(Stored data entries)
— start —

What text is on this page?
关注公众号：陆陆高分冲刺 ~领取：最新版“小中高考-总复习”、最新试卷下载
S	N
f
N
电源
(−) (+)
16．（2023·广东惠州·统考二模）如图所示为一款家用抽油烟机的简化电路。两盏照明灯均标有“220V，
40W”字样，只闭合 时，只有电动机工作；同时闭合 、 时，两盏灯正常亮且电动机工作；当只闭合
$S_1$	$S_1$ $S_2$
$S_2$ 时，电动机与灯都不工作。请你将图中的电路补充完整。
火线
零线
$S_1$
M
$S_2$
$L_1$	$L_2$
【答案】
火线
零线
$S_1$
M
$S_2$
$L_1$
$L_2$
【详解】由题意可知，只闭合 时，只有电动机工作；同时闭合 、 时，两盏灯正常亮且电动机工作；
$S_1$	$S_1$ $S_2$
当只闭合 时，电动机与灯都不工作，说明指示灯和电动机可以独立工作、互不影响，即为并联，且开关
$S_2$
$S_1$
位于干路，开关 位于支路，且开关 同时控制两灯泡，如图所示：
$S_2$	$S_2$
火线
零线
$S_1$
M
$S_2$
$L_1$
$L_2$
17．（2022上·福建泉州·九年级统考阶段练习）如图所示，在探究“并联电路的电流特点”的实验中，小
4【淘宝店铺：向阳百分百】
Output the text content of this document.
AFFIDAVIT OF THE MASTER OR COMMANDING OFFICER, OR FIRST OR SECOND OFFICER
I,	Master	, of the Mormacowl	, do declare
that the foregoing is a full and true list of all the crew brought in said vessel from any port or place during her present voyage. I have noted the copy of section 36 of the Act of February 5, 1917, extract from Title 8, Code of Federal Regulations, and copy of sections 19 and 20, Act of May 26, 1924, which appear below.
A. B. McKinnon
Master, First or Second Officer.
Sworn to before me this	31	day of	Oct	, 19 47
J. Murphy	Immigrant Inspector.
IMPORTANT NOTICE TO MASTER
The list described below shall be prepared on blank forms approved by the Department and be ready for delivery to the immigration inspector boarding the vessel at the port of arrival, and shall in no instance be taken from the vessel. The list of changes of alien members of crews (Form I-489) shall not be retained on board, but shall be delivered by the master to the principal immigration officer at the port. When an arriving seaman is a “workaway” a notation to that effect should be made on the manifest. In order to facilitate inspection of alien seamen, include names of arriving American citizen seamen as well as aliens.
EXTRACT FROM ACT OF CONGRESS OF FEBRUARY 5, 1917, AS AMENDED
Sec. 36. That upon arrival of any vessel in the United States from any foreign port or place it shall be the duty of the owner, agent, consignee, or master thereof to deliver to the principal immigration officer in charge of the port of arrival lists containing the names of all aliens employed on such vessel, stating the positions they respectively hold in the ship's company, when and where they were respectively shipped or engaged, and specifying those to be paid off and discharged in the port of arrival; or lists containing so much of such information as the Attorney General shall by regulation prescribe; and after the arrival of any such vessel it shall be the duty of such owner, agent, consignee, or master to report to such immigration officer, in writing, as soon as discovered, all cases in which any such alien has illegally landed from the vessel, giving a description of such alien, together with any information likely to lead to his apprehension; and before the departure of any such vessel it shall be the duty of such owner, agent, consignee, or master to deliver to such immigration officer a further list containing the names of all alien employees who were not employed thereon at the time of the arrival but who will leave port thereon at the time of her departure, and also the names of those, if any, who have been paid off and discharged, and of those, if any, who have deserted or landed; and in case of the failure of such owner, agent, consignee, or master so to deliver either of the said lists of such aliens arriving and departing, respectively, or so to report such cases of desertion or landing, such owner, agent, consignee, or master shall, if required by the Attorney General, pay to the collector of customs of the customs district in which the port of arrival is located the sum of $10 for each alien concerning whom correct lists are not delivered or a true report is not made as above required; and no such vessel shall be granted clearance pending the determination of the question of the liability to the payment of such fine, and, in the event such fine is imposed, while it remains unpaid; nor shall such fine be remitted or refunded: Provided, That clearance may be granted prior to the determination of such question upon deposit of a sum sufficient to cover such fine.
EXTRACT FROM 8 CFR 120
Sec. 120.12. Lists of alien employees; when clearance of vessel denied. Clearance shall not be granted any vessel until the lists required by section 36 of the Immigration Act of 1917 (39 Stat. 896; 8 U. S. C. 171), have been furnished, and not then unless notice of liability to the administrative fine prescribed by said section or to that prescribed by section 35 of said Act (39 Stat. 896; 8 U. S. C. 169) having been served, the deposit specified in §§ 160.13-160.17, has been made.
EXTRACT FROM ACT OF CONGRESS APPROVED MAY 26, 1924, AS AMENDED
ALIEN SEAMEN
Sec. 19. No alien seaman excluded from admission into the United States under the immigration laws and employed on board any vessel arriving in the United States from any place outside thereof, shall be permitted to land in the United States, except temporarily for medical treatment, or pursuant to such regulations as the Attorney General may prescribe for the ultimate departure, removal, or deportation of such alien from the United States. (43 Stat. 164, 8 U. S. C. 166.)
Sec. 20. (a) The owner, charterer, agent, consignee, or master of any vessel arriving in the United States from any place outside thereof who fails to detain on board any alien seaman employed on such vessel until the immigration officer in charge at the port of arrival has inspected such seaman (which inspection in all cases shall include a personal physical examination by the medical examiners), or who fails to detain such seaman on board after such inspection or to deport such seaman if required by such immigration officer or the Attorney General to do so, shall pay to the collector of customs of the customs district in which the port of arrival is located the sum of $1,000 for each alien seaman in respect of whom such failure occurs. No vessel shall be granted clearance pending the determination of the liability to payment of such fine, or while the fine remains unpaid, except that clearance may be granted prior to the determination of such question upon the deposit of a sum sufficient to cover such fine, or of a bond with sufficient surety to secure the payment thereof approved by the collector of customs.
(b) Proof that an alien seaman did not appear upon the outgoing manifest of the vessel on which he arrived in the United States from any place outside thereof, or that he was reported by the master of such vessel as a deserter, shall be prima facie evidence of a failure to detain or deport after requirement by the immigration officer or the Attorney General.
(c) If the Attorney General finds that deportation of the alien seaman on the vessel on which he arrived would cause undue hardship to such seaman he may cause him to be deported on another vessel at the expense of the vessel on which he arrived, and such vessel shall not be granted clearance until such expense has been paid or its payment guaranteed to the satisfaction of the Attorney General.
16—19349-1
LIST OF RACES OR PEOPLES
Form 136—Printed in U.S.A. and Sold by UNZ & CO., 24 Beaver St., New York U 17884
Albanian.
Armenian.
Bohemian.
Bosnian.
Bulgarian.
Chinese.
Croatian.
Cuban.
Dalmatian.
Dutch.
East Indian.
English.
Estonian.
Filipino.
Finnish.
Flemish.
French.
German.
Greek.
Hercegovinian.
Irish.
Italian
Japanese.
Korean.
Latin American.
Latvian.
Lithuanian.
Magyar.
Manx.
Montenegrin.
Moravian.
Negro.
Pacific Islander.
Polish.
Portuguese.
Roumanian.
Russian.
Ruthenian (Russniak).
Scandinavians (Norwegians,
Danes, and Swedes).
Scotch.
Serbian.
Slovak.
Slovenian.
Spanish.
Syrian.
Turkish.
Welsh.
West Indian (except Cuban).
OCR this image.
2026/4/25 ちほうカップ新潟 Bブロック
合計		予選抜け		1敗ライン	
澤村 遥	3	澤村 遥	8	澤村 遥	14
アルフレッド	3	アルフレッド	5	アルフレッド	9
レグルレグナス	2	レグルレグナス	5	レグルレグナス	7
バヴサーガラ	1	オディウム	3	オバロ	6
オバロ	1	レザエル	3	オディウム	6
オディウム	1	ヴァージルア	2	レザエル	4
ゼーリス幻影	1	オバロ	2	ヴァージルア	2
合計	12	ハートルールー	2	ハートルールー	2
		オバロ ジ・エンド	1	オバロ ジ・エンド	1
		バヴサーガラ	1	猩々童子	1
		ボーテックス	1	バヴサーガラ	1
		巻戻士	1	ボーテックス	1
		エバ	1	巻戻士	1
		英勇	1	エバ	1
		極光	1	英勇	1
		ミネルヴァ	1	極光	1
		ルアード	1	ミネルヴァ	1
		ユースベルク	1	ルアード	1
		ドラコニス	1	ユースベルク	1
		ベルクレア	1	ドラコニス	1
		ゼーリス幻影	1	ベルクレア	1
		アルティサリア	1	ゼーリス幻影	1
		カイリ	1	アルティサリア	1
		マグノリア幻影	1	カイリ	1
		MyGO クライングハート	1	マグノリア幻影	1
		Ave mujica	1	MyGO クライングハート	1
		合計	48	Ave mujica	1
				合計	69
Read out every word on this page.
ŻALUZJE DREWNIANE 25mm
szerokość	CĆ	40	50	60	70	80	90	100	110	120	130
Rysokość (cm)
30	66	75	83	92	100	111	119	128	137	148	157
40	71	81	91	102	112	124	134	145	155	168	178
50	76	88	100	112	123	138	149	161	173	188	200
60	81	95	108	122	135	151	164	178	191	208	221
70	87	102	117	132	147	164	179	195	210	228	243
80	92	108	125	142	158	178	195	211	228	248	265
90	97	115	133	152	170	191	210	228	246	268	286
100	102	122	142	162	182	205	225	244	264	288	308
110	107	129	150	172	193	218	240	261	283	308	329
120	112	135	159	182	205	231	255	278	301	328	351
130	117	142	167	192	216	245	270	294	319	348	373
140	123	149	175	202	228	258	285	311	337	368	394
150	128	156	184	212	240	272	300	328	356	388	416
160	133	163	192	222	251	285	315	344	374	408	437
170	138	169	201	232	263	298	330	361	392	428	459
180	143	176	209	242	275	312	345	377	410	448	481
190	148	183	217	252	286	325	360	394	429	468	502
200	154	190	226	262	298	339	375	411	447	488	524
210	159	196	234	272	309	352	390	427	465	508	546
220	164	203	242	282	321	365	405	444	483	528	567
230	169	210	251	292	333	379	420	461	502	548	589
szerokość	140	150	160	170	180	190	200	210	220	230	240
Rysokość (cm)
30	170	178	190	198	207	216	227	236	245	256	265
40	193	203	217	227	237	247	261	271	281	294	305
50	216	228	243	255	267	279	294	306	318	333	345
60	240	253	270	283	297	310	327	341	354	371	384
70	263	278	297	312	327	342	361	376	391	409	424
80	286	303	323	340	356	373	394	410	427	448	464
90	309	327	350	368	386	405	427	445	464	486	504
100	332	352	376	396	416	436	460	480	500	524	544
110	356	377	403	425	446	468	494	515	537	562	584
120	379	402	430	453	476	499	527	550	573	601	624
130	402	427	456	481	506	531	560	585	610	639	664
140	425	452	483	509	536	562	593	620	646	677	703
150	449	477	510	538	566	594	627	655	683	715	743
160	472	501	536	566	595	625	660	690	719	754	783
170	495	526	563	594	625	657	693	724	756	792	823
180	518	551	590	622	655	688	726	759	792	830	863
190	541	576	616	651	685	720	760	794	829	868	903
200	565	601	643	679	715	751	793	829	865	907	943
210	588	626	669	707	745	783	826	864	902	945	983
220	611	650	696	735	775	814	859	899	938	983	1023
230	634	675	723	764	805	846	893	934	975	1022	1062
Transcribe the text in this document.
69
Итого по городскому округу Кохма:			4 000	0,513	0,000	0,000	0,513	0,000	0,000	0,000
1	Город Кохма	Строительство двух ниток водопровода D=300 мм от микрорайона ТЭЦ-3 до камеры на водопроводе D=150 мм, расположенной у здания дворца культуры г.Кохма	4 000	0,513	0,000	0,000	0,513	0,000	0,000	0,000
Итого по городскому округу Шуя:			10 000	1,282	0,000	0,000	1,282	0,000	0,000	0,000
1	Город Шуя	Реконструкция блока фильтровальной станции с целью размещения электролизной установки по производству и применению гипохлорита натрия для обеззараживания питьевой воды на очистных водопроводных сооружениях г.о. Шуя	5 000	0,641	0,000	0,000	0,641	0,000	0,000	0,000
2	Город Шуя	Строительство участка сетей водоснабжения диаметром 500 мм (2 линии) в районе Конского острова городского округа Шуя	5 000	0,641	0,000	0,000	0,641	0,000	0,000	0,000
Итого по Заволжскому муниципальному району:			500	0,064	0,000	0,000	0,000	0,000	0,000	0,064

— end —

■ **WHAT IS EXPECTED**: Please retype, exactly as written, every line from the line containing "Transcribe the text in this document." through the last line of the records above, including both of those lines, and nothing else.

■ **PROBLEM SOLUTION**:
Transcribe the text in this document.
69
Итого по городскому округу Кохма:			4 000	0,513	0,000	0,000	0,513	0,000	0,000	0,000
1	Город Кохма	Строительство двух ниток водопровода D=300 мм от микрорайона ТЭЦ-3 до камеры на водопроводе D=150 мм, расположенной у здания дворца культуры г.Кохма	4 000	0,513	0,000	0,000	0,513	0,000	0,000	0,000
Итого по городскому округу Шуя:			10 000	1,282	0,000	0,000	1,282	0,000	0,000	0,000
1	Город Шуя	Реконструкция блока фильтровальной станции с целью размещения электролизной установки по производству и применению гипохлорита натрия для обеззараживания питьевой воды на очистных водопроводных сооружениях г.о. Шуя	5 000	0,641	0,000	0,000	0,641	0,000	0,000	0,000
2	Город Шуя	Строительство участка сетей водоснабжения диаметром 500 мм (2 линии) в районе Конского острова городского округа Шуя	5 000	0,641	0,000	0,000	0,641	0,000	0,000	0,000
Итого по Заволжскому муниципальному району:			500	0,064	0,000	0,000	0,000	0,000	0,000	0,064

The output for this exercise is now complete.